PASSAGE PROVIDED:
The View From Space

Last weekend when we went camping, when David and I were the only ones awake in the tent and the night was filled with soft snuffles and deep breathing and a whole lot of quiet, I tried to say how I was feeling.

It was nearly impossible.  (Bear with me.)

I tried.  And said sentences about just how much space was really up there, how up here on this high mountain, spinning around an axis, you could almost catch the breeze of the universe as it spun past.  It was like sticking your head out a car window, but with stars and milky ways and supernovas streaming past.  All that was above us was the deepness and vastness of space!  I felt so exposed and vulnerable. 

And yet at the very same time, I could hear my children breathing beside me, dreaming birthday dreams, melted smores smeared on their cheeks and cool mountain air on their eyelids.  I felt charmed and blessed, I felt endowed with the greatest gifts that vast universe had to offer.  I felt completely known and seen and watched by heaven, like maybe this night with my little family was just what heaven had in mind when they did all the work to create this mountain.  

It was a jumble.  It was a feeling...of being both big and small at once.  I could picture myself from space, our very blessed tent just a tiny dot on a globe turning its way from dark to light, slowly, slowly.  I waved.

David uh-huhhed beside me and put his face in my neck, his way of saying he had no idea what I meant, but he likes my company anyway.

I felt like I was on the very precipice and in the hand of heaven at the very same moment.  I lay there in the dark, feeling the slow rotation of the earth underneath me, unaware of the changes that were just a few rotations away.

Last Saturday, Olivia didn't wear make-up.  This Saturday she wore both mascara and lip gloss and the tiniest bit of light blue eyeshadow.

WHAT YOU WILL DO:
From the camping essay above, return the passage that begins at the words "David uh-huhhed beside" and stops after "light blue eyeshadow.", copied word for word.

INFORMATION PROVIDED:
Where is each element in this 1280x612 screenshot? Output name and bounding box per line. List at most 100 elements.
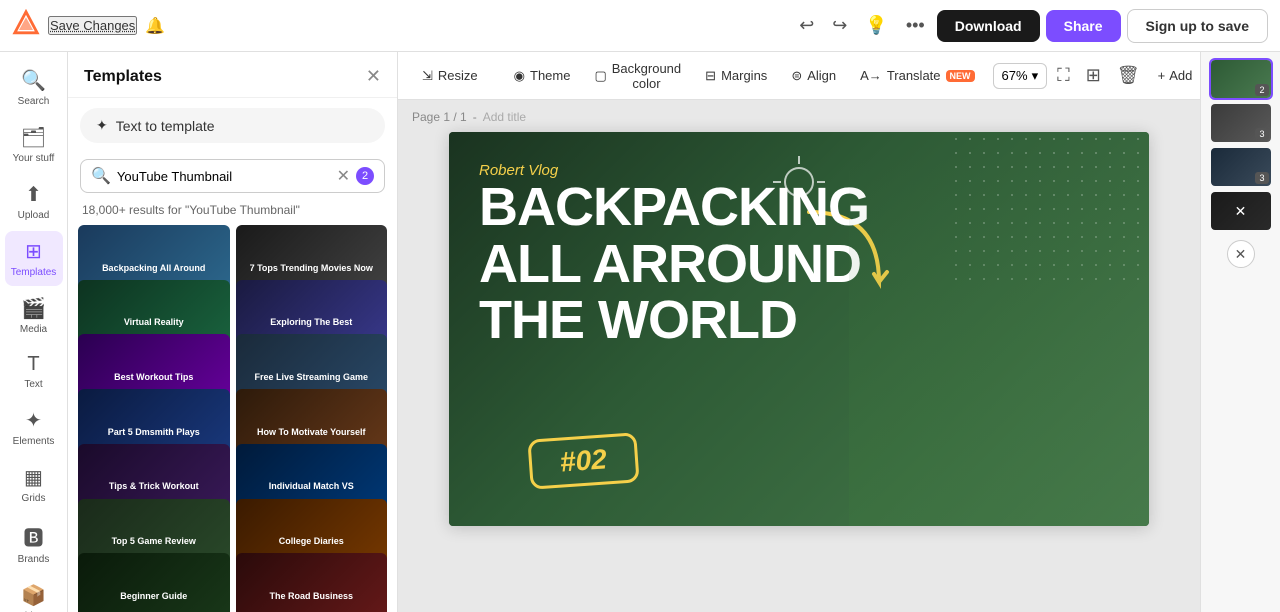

EXERCISE RESPONSE:
David uh-huhhed beside me and put his face in my neck, his way of saying he had no idea what I meant, but he likes my company anyway.

I felt like I was on the very precipice and in the hand of heaven at the very same moment.  I lay there in the dark, feeling the slow rotation of the earth underneath me, unaware of the changes that were just a few rotations away.

Last Saturday, Olivia didn't wear make-up.  This Saturday she wore both mascara and lip gloss and the tiniest bit of light blue eyeshadow.